== DESCRIPTION OF THE TASK ==
Output solely the number of lines containing the string "icon".
╭─ RECORDS TO USE
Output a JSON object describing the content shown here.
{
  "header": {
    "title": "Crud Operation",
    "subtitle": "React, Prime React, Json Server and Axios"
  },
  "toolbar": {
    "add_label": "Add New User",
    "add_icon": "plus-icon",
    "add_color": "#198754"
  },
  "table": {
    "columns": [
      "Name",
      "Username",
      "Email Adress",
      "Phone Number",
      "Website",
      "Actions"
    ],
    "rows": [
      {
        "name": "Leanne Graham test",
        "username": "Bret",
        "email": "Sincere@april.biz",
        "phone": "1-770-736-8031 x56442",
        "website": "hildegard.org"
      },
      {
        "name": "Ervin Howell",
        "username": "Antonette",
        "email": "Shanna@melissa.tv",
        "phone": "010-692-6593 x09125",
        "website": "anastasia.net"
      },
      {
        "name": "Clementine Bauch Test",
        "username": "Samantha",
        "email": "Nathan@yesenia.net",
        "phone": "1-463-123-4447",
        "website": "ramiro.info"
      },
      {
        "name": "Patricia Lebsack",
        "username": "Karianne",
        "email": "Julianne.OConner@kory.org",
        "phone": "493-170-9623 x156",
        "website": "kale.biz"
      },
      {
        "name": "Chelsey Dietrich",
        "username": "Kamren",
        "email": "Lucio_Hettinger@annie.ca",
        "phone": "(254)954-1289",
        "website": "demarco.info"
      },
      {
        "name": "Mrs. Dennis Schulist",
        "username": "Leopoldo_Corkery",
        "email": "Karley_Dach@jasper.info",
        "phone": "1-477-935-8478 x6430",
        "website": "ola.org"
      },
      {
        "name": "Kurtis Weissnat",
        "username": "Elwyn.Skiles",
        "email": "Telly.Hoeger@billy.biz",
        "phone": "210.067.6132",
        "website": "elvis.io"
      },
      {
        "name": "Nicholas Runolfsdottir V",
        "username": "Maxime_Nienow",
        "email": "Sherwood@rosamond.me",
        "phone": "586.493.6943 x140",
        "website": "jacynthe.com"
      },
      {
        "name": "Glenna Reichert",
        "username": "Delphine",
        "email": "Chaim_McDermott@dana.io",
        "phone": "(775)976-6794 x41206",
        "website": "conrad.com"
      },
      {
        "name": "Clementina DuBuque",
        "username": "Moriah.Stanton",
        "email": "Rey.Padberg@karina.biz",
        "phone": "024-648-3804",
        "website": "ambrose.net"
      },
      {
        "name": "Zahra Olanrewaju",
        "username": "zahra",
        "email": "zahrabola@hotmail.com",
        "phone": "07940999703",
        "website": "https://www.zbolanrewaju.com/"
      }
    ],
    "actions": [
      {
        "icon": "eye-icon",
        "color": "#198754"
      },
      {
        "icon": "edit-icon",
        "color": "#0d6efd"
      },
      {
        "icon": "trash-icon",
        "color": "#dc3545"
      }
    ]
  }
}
╰─
== EXERCISE RESULT ==
4